All of the entries must be reproduced exactly, with no images carried over.

» Records:

▬▬▬▬▬▬▬▬▬▬

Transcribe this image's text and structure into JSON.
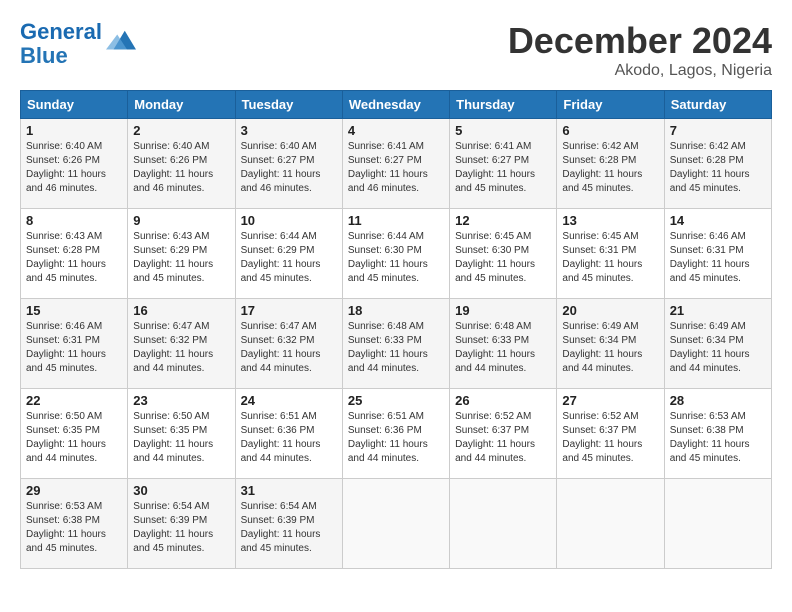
{
  "header": {
    "logo_line1": "General",
    "logo_line2": "Blue",
    "month": "December 2024",
    "location": "Akodo, Lagos, Nigeria"
  },
  "weekdays": [
    "Sunday",
    "Monday",
    "Tuesday",
    "Wednesday",
    "Thursday",
    "Friday",
    "Saturday"
  ],
  "weeks": [
    [
      {
        "day": "1",
        "sunrise": "6:40 AM",
        "sunset": "6:26 PM",
        "daylight": "11 hours and 46 minutes."
      },
      {
        "day": "2",
        "sunrise": "6:40 AM",
        "sunset": "6:26 PM",
        "daylight": "11 hours and 46 minutes."
      },
      {
        "day": "3",
        "sunrise": "6:40 AM",
        "sunset": "6:27 PM",
        "daylight": "11 hours and 46 minutes."
      },
      {
        "day": "4",
        "sunrise": "6:41 AM",
        "sunset": "6:27 PM",
        "daylight": "11 hours and 46 minutes."
      },
      {
        "day": "5",
        "sunrise": "6:41 AM",
        "sunset": "6:27 PM",
        "daylight": "11 hours and 45 minutes."
      },
      {
        "day": "6",
        "sunrise": "6:42 AM",
        "sunset": "6:28 PM",
        "daylight": "11 hours and 45 minutes."
      },
      {
        "day": "7",
        "sunrise": "6:42 AM",
        "sunset": "6:28 PM",
        "daylight": "11 hours and 45 minutes."
      }
    ],
    [
      {
        "day": "8",
        "sunrise": "6:43 AM",
        "sunset": "6:28 PM",
        "daylight": "11 hours and 45 minutes."
      },
      {
        "day": "9",
        "sunrise": "6:43 AM",
        "sunset": "6:29 PM",
        "daylight": "11 hours and 45 minutes."
      },
      {
        "day": "10",
        "sunrise": "6:44 AM",
        "sunset": "6:29 PM",
        "daylight": "11 hours and 45 minutes."
      },
      {
        "day": "11",
        "sunrise": "6:44 AM",
        "sunset": "6:30 PM",
        "daylight": "11 hours and 45 minutes."
      },
      {
        "day": "12",
        "sunrise": "6:45 AM",
        "sunset": "6:30 PM",
        "daylight": "11 hours and 45 minutes."
      },
      {
        "day": "13",
        "sunrise": "6:45 AM",
        "sunset": "6:31 PM",
        "daylight": "11 hours and 45 minutes."
      },
      {
        "day": "14",
        "sunrise": "6:46 AM",
        "sunset": "6:31 PM",
        "daylight": "11 hours and 45 minutes."
      }
    ],
    [
      {
        "day": "15",
        "sunrise": "6:46 AM",
        "sunset": "6:31 PM",
        "daylight": "11 hours and 45 minutes."
      },
      {
        "day": "16",
        "sunrise": "6:47 AM",
        "sunset": "6:32 PM",
        "daylight": "11 hours and 44 minutes."
      },
      {
        "day": "17",
        "sunrise": "6:47 AM",
        "sunset": "6:32 PM",
        "daylight": "11 hours and 44 minutes."
      },
      {
        "day": "18",
        "sunrise": "6:48 AM",
        "sunset": "6:33 PM",
        "daylight": "11 hours and 44 minutes."
      },
      {
        "day": "19",
        "sunrise": "6:48 AM",
        "sunset": "6:33 PM",
        "daylight": "11 hours and 44 minutes."
      },
      {
        "day": "20",
        "sunrise": "6:49 AM",
        "sunset": "6:34 PM",
        "daylight": "11 hours and 44 minutes."
      },
      {
        "day": "21",
        "sunrise": "6:49 AM",
        "sunset": "6:34 PM",
        "daylight": "11 hours and 44 minutes."
      }
    ],
    [
      {
        "day": "22",
        "sunrise": "6:50 AM",
        "sunset": "6:35 PM",
        "daylight": "11 hours and 44 minutes."
      },
      {
        "day": "23",
        "sunrise": "6:50 AM",
        "sunset": "6:35 PM",
        "daylight": "11 hours and 44 minutes."
      },
      {
        "day": "24",
        "sunrise": "6:51 AM",
        "sunset": "6:36 PM",
        "daylight": "11 hours and 44 minutes."
      },
      {
        "day": "25",
        "sunrise": "6:51 AM",
        "sunset": "6:36 PM",
        "daylight": "11 hours and 44 minutes."
      },
      {
        "day": "26",
        "sunrise": "6:52 AM",
        "sunset": "6:37 PM",
        "daylight": "11 hours and 44 minutes."
      },
      {
        "day": "27",
        "sunrise": "6:52 AM",
        "sunset": "6:37 PM",
        "daylight": "11 hours and 45 minutes."
      },
      {
        "day": "28",
        "sunrise": "6:53 AM",
        "sunset": "6:38 PM",
        "daylight": "11 hours and 45 minutes."
      }
    ],
    [
      {
        "day": "29",
        "sunrise": "6:53 AM",
        "sunset": "6:38 PM",
        "daylight": "11 hours and 45 minutes."
      },
      {
        "day": "30",
        "sunrise": "6:54 AM",
        "sunset": "6:39 PM",
        "daylight": "11 hours and 45 minutes."
      },
      {
        "day": "31",
        "sunrise": "6:54 AM",
        "sunset": "6:39 PM",
        "daylight": "11 hours and 45 minutes."
      },
      null,
      null,
      null,
      null
    ]
  ]
}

▬▬▬▬▬▬▬▬▬▬

» Reply to the exercise:
Transcribe this image's text and structure into JSON.
{
  "header": {
    "logo_line1": "General",
    "logo_line2": "Blue",
    "month": "December 2024",
    "location": "Akodo, Lagos, Nigeria"
  },
  "weekdays": [
    "Sunday",
    "Monday",
    "Tuesday",
    "Wednesday",
    "Thursday",
    "Friday",
    "Saturday"
  ],
  "weeks": [
    [
      {
        "day": "1",
        "sunrise": "6:40 AM",
        "sunset": "6:26 PM",
        "daylight": "11 hours and 46 minutes."
      },
      {
        "day": "2",
        "sunrise": "6:40 AM",
        "sunset": "6:26 PM",
        "daylight": "11 hours and 46 minutes."
      },
      {
        "day": "3",
        "sunrise": "6:40 AM",
        "sunset": "6:27 PM",
        "daylight": "11 hours and 46 minutes."
      },
      {
        "day": "4",
        "sunrise": "6:41 AM",
        "sunset": "6:27 PM",
        "daylight": "11 hours and 46 minutes."
      },
      {
        "day": "5",
        "sunrise": "6:41 AM",
        "sunset": "6:27 PM",
        "daylight": "11 hours and 45 minutes."
      },
      {
        "day": "6",
        "sunrise": "6:42 AM",
        "sunset": "6:28 PM",
        "daylight": "11 hours and 45 minutes."
      },
      {
        "day": "7",
        "sunrise": "6:42 AM",
        "sunset": "6:28 PM",
        "daylight": "11 hours and 45 minutes."
      }
    ],
    [
      {
        "day": "8",
        "sunrise": "6:43 AM",
        "sunset": "6:28 PM",
        "daylight": "11 hours and 45 minutes."
      },
      {
        "day": "9",
        "sunrise": "6:43 AM",
        "sunset": "6:29 PM",
        "daylight": "11 hours and 45 minutes."
      },
      {
        "day": "10",
        "sunrise": "6:44 AM",
        "sunset": "6:29 PM",
        "daylight": "11 hours and 45 minutes."
      },
      {
        "day": "11",
        "sunrise": "6:44 AM",
        "sunset": "6:30 PM",
        "daylight": "11 hours and 45 minutes."
      },
      {
        "day": "12",
        "sunrise": "6:45 AM",
        "sunset": "6:30 PM",
        "daylight": "11 hours and 45 minutes."
      },
      {
        "day": "13",
        "sunrise": "6:45 AM",
        "sunset": "6:31 PM",
        "daylight": "11 hours and 45 minutes."
      },
      {
        "day": "14",
        "sunrise": "6:46 AM",
        "sunset": "6:31 PM",
        "daylight": "11 hours and 45 minutes."
      }
    ],
    [
      {
        "day": "15",
        "sunrise": "6:46 AM",
        "sunset": "6:31 PM",
        "daylight": "11 hours and 45 minutes."
      },
      {
        "day": "16",
        "sunrise": "6:47 AM",
        "sunset": "6:32 PM",
        "daylight": "11 hours and 44 minutes."
      },
      {
        "day": "17",
        "sunrise": "6:47 AM",
        "sunset": "6:32 PM",
        "daylight": "11 hours and 44 minutes."
      },
      {
        "day": "18",
        "sunrise": "6:48 AM",
        "sunset": "6:33 PM",
        "daylight": "11 hours and 44 minutes."
      },
      {
        "day": "19",
        "sunrise": "6:48 AM",
        "sunset": "6:33 PM",
        "daylight": "11 hours and 44 minutes."
      },
      {
        "day": "20",
        "sunrise": "6:49 AM",
        "sunset": "6:34 PM",
        "daylight": "11 hours and 44 minutes."
      },
      {
        "day": "21",
        "sunrise": "6:49 AM",
        "sunset": "6:34 PM",
        "daylight": "11 hours and 44 minutes."
      }
    ],
    [
      {
        "day": "22",
        "sunrise": "6:50 AM",
        "sunset": "6:35 PM",
        "daylight": "11 hours and 44 minutes."
      },
      {
        "day": "23",
        "sunrise": "6:50 AM",
        "sunset": "6:35 PM",
        "daylight": "11 hours and 44 minutes."
      },
      {
        "day": "24",
        "sunrise": "6:51 AM",
        "sunset": "6:36 PM",
        "daylight": "11 hours and 44 minutes."
      },
      {
        "day": "25",
        "sunrise": "6:51 AM",
        "sunset": "6:36 PM",
        "daylight": "11 hours and 44 minutes."
      },
      {
        "day": "26",
        "sunrise": "6:52 AM",
        "sunset": "6:37 PM",
        "daylight": "11 hours and 44 minutes."
      },
      {
        "day": "27",
        "sunrise": "6:52 AM",
        "sunset": "6:37 PM",
        "daylight": "11 hours and 45 minutes."
      },
      {
        "day": "28",
        "sunrise": "6:53 AM",
        "sunset": "6:38 PM",
        "daylight": "11 hours and 45 minutes."
      }
    ],
    [
      {
        "day": "29",
        "sunrise": "6:53 AM",
        "sunset": "6:38 PM",
        "daylight": "11 hours and 45 minutes."
      },
      {
        "day": "30",
        "sunrise": "6:54 AM",
        "sunset": "6:39 PM",
        "daylight": "11 hours and 45 minutes."
      },
      {
        "day": "31",
        "sunrise": "6:54 AM",
        "sunset": "6:39 PM",
        "daylight": "11 hours and 45 minutes."
      },
      null,
      null,
      null,
      null
    ]
  ]
}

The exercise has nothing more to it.